** START ROWS **

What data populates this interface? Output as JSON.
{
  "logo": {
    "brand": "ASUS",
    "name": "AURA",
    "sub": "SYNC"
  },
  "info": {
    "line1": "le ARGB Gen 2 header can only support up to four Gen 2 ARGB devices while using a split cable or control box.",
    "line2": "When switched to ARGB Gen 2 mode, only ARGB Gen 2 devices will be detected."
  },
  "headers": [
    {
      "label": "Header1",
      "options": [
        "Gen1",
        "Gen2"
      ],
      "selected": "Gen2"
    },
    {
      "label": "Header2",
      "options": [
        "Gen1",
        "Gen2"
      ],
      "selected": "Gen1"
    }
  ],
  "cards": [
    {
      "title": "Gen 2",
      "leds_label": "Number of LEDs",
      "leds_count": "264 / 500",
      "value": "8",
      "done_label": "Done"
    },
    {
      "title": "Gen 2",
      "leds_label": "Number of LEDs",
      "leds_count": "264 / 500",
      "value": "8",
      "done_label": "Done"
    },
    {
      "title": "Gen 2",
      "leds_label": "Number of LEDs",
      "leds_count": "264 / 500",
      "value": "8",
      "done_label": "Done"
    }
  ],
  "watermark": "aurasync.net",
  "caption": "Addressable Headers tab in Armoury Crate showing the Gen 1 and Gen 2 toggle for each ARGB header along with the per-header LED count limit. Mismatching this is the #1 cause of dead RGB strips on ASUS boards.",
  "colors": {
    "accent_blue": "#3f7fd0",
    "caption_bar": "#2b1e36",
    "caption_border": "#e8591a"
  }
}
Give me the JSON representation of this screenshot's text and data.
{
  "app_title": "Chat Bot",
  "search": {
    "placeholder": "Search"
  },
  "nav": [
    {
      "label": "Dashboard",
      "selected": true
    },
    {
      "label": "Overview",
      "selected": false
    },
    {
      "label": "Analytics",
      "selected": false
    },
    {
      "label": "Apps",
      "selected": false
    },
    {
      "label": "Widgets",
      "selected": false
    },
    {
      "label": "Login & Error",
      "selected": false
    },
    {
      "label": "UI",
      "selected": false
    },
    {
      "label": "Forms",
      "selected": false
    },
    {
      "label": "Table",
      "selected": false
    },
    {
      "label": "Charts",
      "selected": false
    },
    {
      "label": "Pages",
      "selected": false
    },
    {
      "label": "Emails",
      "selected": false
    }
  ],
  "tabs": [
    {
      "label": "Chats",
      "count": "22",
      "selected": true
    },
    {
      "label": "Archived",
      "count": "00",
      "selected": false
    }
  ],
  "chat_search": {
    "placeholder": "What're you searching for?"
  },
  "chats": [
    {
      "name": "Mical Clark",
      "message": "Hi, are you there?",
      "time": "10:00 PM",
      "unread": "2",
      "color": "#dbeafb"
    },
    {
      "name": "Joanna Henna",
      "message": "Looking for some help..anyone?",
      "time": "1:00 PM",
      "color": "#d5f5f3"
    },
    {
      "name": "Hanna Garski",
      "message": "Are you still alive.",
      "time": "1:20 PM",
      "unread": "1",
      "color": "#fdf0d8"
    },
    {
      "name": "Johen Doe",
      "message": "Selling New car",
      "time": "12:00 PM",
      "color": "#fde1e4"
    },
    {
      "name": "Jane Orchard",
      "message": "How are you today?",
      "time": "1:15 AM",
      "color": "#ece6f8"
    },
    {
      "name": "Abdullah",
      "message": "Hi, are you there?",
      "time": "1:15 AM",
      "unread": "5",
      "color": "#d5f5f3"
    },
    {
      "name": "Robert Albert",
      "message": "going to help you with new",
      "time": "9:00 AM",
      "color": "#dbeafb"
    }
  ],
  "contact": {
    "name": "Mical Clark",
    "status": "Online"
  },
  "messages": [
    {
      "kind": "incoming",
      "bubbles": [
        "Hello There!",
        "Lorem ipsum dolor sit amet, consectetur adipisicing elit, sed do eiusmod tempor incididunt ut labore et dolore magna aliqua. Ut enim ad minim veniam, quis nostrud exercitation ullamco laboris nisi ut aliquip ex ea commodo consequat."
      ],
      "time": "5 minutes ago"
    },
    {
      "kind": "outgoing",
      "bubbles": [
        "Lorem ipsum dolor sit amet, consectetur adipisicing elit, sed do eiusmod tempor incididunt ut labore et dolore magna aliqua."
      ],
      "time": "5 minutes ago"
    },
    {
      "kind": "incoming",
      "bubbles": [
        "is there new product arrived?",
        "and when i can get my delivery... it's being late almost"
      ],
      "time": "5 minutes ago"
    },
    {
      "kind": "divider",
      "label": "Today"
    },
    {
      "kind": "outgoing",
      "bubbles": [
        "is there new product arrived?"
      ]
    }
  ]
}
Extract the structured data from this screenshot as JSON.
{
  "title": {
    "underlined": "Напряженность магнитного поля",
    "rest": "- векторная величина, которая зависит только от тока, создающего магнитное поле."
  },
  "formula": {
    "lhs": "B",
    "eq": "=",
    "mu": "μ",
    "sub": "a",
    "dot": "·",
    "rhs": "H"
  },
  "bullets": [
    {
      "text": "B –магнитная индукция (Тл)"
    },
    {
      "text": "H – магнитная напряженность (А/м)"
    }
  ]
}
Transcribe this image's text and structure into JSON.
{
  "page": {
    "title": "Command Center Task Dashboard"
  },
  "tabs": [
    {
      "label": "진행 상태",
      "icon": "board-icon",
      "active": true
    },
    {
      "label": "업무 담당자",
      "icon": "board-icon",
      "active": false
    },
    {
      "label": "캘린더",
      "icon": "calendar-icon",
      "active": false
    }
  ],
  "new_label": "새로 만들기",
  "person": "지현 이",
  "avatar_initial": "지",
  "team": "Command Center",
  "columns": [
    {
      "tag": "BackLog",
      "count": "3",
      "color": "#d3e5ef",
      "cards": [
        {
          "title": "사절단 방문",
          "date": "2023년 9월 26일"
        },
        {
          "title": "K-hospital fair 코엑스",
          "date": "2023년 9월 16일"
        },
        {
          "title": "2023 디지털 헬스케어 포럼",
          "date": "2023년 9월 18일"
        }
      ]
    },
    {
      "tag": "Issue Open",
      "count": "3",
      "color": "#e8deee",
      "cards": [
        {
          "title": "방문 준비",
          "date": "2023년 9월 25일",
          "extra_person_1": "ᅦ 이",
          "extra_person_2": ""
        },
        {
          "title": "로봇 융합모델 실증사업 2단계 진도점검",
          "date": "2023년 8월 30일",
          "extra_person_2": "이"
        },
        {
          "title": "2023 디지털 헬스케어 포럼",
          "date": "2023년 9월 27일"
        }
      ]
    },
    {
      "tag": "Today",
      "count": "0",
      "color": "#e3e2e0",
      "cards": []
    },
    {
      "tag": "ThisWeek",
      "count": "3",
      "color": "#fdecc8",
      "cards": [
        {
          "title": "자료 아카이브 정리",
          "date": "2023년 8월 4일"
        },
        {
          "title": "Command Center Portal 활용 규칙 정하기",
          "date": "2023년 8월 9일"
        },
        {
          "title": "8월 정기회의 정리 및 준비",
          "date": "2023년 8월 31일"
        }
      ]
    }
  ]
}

** END ROWS **

_EXERCISE AIM_
Pick out the lines that contain "elit" and copy them.

_EXPECTED ANSWER_
        "Lorem ipsum dolor sit amet, consectetur adipisicing elit, sed do eiusmod tempor incididunt ut labore et dolore magna aliqua. Ut enim ad minim veniam, quis nostrud exercitation ullamco laboris nisi ut aliquip ex ea commodo consequat."
        "Lorem ipsum dolor sit amet, consectetur adipisicing elit, sed do eiusmod tempor incididunt ut labore et dolore magna aliqua."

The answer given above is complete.